*SUPPLIED MATERIAL*:

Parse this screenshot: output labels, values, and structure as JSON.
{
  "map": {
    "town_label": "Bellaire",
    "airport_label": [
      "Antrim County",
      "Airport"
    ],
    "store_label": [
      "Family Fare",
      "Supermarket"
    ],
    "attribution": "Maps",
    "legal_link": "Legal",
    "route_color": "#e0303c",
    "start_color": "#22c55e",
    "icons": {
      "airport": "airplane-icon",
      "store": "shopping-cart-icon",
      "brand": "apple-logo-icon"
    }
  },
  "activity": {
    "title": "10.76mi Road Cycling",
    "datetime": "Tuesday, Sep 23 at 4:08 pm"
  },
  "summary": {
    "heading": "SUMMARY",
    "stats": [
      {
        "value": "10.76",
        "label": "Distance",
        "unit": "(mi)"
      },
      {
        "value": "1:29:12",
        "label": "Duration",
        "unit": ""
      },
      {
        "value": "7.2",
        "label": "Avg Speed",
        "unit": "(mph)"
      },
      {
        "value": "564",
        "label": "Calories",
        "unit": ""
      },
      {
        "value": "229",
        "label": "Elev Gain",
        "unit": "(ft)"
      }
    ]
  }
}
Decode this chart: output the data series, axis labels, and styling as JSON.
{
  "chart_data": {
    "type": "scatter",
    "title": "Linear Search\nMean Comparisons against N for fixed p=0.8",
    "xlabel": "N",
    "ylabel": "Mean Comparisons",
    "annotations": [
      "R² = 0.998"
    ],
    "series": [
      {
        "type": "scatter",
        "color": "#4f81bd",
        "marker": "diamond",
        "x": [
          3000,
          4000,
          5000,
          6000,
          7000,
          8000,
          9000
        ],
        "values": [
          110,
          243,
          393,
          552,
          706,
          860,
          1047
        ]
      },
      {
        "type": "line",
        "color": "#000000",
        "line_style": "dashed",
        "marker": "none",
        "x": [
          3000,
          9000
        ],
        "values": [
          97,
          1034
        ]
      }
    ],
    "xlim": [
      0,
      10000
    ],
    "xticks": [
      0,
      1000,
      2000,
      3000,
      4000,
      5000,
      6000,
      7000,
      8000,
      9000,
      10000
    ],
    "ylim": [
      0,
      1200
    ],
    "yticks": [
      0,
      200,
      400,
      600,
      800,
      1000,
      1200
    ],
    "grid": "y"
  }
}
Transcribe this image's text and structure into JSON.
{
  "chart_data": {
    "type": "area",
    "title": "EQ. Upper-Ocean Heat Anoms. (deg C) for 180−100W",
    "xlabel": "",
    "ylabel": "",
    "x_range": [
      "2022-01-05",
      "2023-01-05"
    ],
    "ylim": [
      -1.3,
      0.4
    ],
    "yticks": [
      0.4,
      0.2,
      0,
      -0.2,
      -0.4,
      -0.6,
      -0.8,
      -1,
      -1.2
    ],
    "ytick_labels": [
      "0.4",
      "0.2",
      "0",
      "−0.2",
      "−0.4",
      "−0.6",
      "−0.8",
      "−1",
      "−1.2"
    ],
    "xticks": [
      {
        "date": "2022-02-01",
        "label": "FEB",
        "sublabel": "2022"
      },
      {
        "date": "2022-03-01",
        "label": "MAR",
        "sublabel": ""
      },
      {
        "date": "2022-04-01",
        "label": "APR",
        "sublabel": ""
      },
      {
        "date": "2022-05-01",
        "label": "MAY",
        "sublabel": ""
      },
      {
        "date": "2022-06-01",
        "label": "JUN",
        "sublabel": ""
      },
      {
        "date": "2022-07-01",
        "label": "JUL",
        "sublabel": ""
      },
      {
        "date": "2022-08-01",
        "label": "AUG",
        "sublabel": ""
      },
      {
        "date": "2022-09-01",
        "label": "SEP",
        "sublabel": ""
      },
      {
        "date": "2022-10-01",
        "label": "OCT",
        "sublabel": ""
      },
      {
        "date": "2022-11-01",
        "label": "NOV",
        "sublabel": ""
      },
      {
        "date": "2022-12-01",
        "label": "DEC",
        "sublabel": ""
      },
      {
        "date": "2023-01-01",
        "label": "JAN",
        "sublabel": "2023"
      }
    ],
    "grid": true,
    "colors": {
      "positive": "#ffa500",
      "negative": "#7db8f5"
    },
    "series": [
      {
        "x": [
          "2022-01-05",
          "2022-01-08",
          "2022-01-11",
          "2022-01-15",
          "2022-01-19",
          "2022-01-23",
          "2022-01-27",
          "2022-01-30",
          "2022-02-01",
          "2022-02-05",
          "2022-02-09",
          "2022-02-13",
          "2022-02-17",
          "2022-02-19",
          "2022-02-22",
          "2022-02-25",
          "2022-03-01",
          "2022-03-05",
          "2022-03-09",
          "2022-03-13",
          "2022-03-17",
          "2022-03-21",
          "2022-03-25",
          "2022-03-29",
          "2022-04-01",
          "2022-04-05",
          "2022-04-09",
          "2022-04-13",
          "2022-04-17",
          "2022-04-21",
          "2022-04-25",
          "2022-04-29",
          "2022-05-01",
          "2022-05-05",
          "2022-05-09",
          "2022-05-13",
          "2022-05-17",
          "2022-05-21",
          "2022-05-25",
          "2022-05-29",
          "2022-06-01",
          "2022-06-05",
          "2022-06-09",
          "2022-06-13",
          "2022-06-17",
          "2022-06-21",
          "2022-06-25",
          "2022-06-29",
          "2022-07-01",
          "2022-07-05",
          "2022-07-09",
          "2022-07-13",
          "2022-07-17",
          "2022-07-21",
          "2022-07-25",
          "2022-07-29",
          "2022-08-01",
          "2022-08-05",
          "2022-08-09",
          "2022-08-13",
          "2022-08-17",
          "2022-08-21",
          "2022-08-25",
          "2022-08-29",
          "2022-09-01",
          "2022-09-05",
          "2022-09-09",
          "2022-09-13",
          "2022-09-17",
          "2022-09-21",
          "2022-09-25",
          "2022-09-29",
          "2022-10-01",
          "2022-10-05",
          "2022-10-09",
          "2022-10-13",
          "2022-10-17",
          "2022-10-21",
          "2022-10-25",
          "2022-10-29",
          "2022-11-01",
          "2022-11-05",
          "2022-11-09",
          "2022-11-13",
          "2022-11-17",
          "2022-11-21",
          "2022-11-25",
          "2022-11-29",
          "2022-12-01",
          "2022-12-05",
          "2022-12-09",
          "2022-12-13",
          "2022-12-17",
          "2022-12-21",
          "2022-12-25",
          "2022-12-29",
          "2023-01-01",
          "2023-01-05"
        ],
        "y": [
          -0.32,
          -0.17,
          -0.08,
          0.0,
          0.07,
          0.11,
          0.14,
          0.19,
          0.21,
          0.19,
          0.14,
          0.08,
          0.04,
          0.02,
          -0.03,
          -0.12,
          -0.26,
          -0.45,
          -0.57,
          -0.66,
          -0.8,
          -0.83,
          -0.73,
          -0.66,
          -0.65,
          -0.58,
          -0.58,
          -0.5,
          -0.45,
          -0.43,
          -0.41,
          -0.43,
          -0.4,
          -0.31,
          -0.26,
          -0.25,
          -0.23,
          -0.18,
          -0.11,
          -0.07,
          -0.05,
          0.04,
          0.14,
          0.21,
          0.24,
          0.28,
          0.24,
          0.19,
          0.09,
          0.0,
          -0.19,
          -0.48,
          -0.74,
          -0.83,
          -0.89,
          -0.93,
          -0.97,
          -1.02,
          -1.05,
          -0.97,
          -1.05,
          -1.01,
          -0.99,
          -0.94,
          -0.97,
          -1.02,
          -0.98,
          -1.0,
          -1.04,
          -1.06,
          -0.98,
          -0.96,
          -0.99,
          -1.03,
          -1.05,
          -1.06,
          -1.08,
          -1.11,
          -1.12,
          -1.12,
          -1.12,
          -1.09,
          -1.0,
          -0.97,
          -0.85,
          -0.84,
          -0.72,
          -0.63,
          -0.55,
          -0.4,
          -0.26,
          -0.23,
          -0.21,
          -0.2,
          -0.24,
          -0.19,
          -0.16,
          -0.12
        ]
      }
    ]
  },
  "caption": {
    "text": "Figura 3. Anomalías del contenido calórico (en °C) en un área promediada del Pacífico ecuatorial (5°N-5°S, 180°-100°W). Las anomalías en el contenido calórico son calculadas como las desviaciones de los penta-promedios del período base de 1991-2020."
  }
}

*WORK REQUIRED*: Go through the records above, find every line with the word "this", and list those lines.

*OUTPUT OF THE TASK*:
Parse this screenshot: output labels, values, and structure as JSON.
Decode this chart: output the data series, axis labels, and styling as JSON.
Transcribe this image's text and structure into JSON.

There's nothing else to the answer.